— START OF Data shown —
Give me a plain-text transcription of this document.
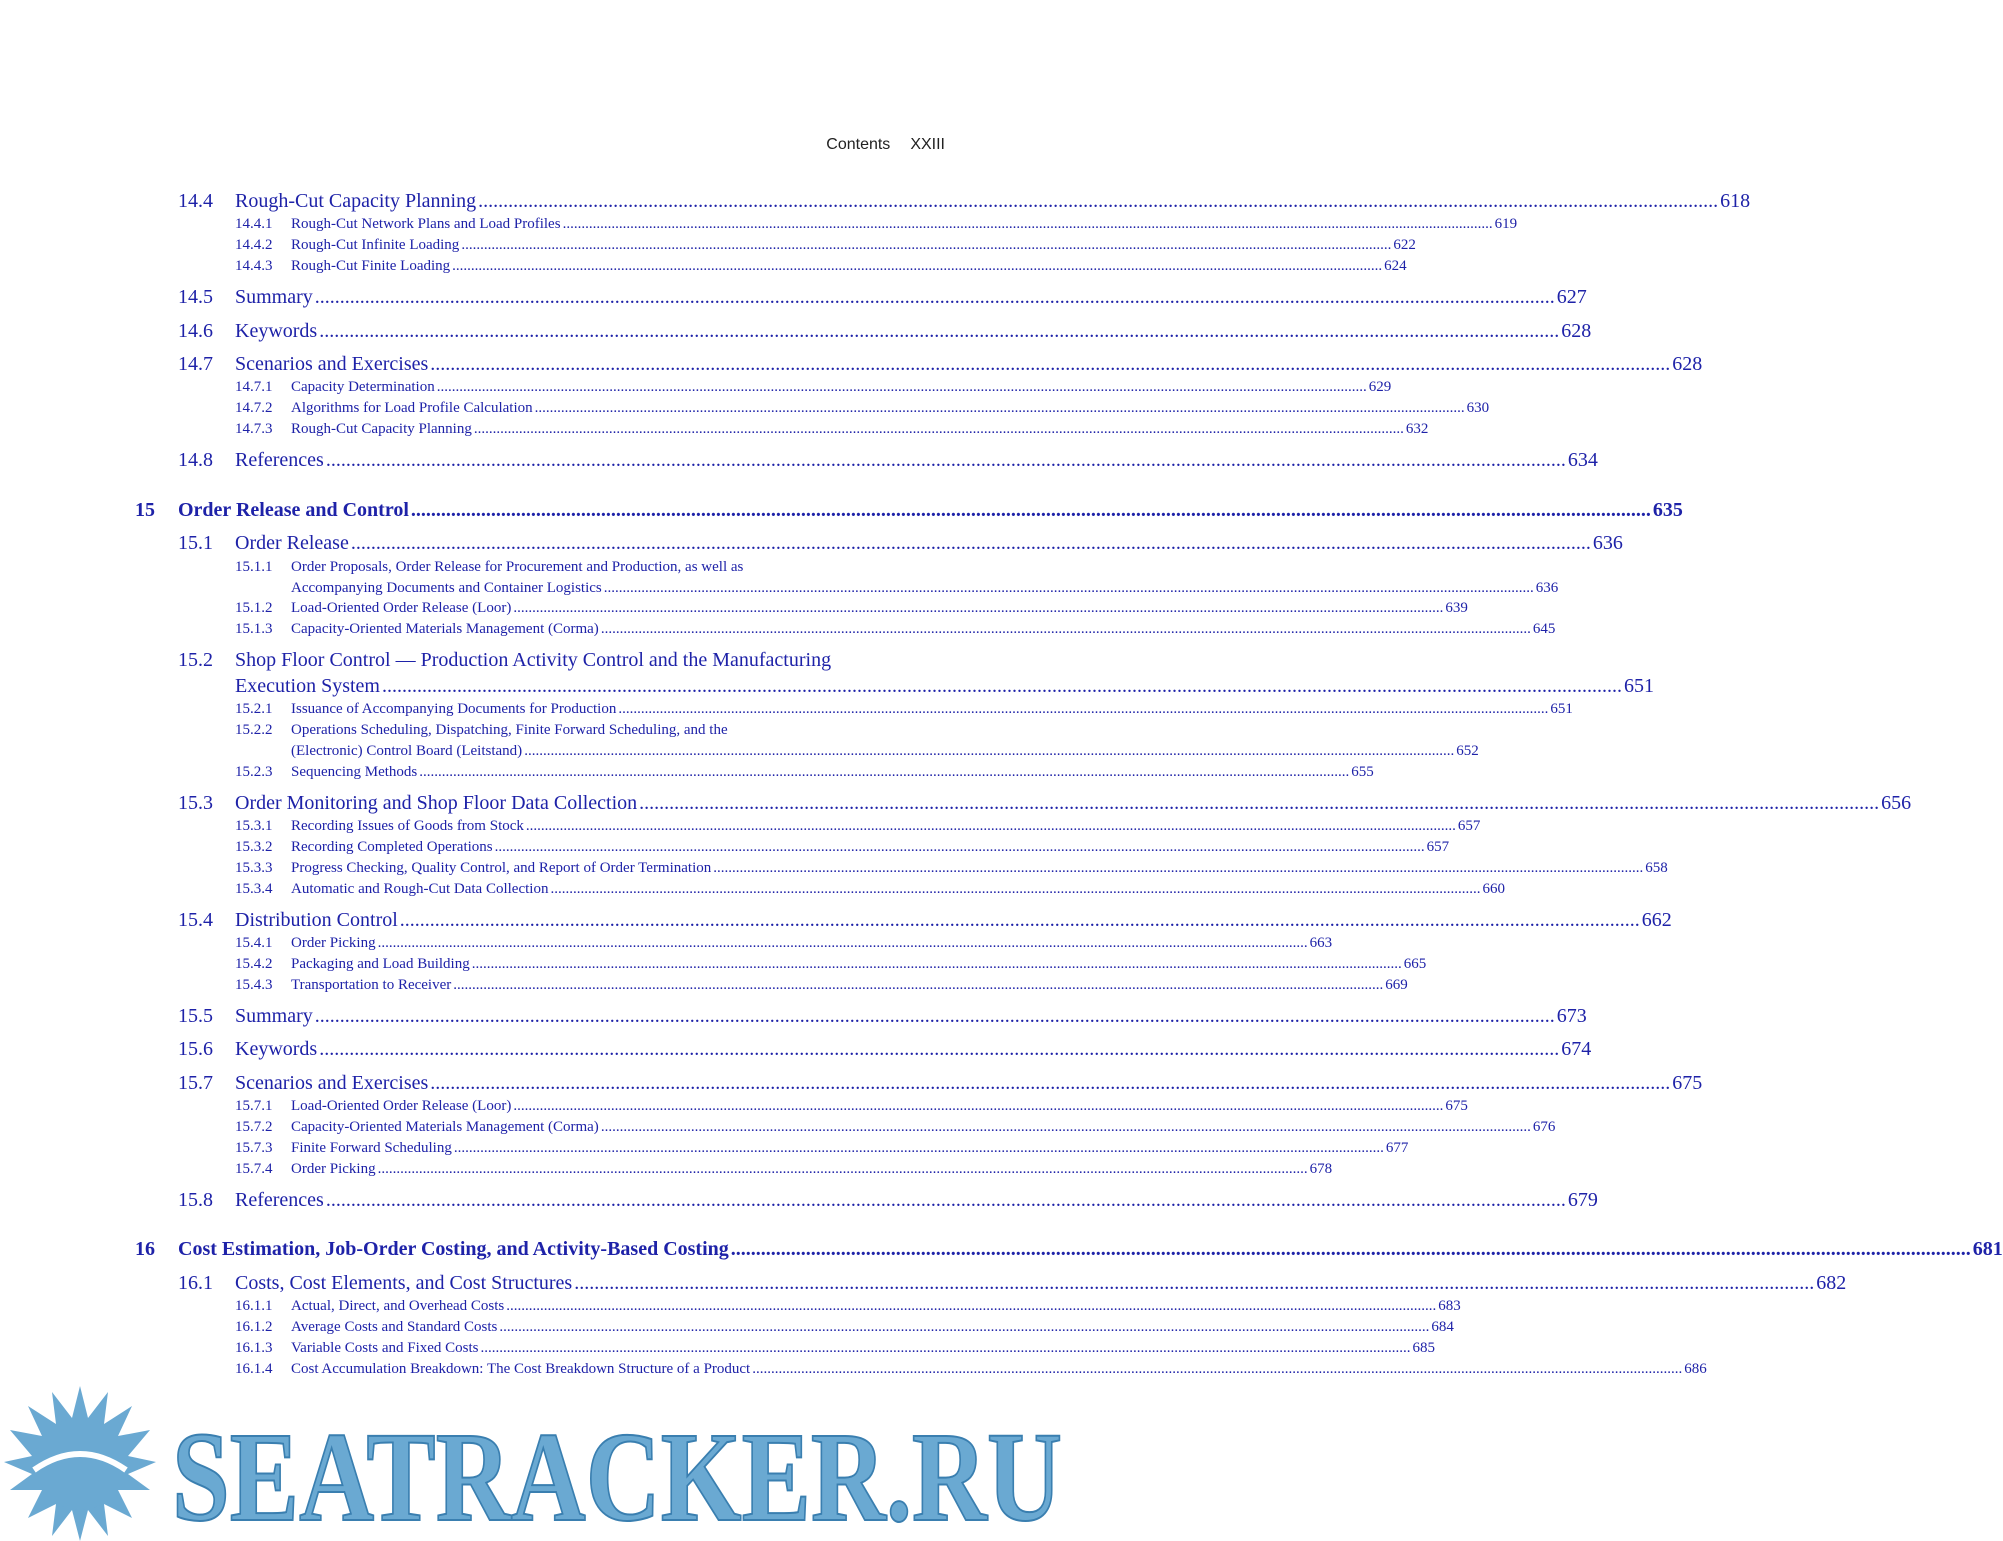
Contents XXIII
14.4 Rough-Cut Capacity Planning .....	618
14.4.1 Rough-Cut Network Plans and Load Profiles .....	619
14.4.2 Rough-Cut Infinite Loading .....	622
14.4.3 Rough-Cut Finite Loading .....	624
14.5 Summary .....	627
14.6 Keywords .....	628
14.7 Scenarios and Exercises .....	628
14.7.1 Capacity Determination .....	629
14.7.2 Algorithms for Load Profile Calculation .....	630
14.7.3 Rough-Cut Capacity Planning .....	632
14.8 References .....	634
15 Order Release and Control .....	635
15.1 Order Release .....	636
15.1.1 Order Proposals, Order Release for Procurement and Production, as well as
Accompanying Documents and Container Logistics .....	636
15.1.2 Load-Oriented Order Release (Loor) .....	639
15.1.3 Capacity-Oriented Materials Management (Corma) .....	645
15.2 Shop Floor Control — Production Activity Control and the Manufacturing
Execution System .....	651
15.2.1 Issuance of Accompanying Documents for Production .....	651
15.2.2 Operations Scheduling, Dispatching, Finite Forward Scheduling, and the
(Electronic) Control Board (Leitstand) .....	652
15.2.3 Sequencing Methods .....	655
15.3 Order Monitoring and Shop Floor Data Collection .....	656
15.3.1 Recording Issues of Goods from Stock .....	657
15.3.2 Recording Completed Operations .....	657
15.3.3 Progress Checking, Quality Control, and Report of Order Termination .....	658
15.3.4 Automatic and Rough-Cut Data Collection .....	660
15.4 Distribution Control .....	662
15.4.1 Order Picking .....	663
15.4.2 Packaging and Load Building .....	665
15.4.3 Transportation to Receiver .....	669
15.5 Summary .....	673
15.6 Keywords .....	674
15.7 Scenarios and Exercises .....	675
15.7.1 Load-Oriented Order Release (Loor) .....	675
15.7.2 Capacity-Oriented Materials Management (Corma) .....	676
15.7.3 Finite Forward Scheduling .....	677
15.7.4 Order Picking .....	678
15.8 References .....	679
16 Cost Estimation, Job-Order Costing, and Activity-Based Costing .....	681
16.1 Costs, Cost Elements, and Cost Structures .....	682
16.1.1 Actual, Direct, and Overhead Costs .....	683
16.1.2 Average Costs and Standard Costs .....	684
16.1.3 Variable Costs and Fixed Costs .....	685
16.1.4 Cost Accumulation Breakdown: The Cost Breakdown Structure of a Product .....	686
SEATRACKER.RU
— END OF Data shown —
_The task_
Keep the pictures out and write out the records exactly.

_Correct result_
Give me a plain-text transcription of this document.
Contents XXIII
14.4 Rough-Cut Capacity Planning .....	618
14.4.1 Rough-Cut Network Plans and Load Profiles .....	619
14.4.2 Rough-Cut Infinite Loading .....	622
14.4.3 Rough-Cut Finite Loading .....	624
14.5 Summary .....	627
14.6 Keywords .....	628
14.7 Scenarios and Exercises .....	628
14.7.1 Capacity Determination .....	629
14.7.2 Algorithms for Load Profile Calculation .....	630
14.7.3 Rough-Cut Capacity Planning .....	632
14.8 References .....	634
15 Order Release and Control .....	635
15.1 Order Release .....	636
15.1.1 Order Proposals, Order Release for Procurement and Production, as well as
Accompanying Documents and Container Logistics .....	636
15.1.2 Load-Oriented Order Release (Loor) .....	639
15.1.3 Capacity-Oriented Materials Management (Corma) .....	645
15.2 Shop Floor Control — Production Activity Control and the Manufacturing
Execution System .....	651
15.2.1 Issuance of Accompanying Documents for Production .....	651
15.2.2 Operations Scheduling, Dispatching, Finite Forward Scheduling, and the
(Electronic) Control Board (Leitstand) .....	652
15.2.3 Sequencing Methods .....	655
15.3 Order Monitoring and Shop Floor Data Collection .....	656
15.3.1 Recording Issues of Goods from Stock .....	657
15.3.2 Recording Completed Operations .....	657
15.3.3 Progress Checking, Quality Control, and Report of Order Termination .....	658
15.3.4 Automatic and Rough-Cut Data Collection .....	660
15.4 Distribution Control .....	662
15.4.1 Order Picking .....	663
15.4.2 Packaging and Load Building .....	665
15.4.3 Transportation to Receiver .....	669
15.5 Summary .....	673
15.6 Keywords .....	674
15.7 Scenarios and Exercises .....	675
15.7.1 Load-Oriented Order Release (Loor) .....	675
15.7.2 Capacity-Oriented Materials Management (Corma) .....	676
15.7.3 Finite Forward Scheduling .....	677
15.7.4 Order Picking .....	678
15.8 References .....	679
16 Cost Estimation, Job-Order Costing, and Activity-Based Costing .....	681
16.1 Costs, Cost Elements, and Cost Structures .....	682
16.1.1 Actual, Direct, and Overhead Costs .....	683
16.1.2 Average Costs and Standard Costs .....	684
16.1.3 Variable Costs and Fixed Costs .....	685
16.1.4 Cost Accumulation Breakdown: The Cost Breakdown Structure of a Product .....	686
SEATRACKER.RU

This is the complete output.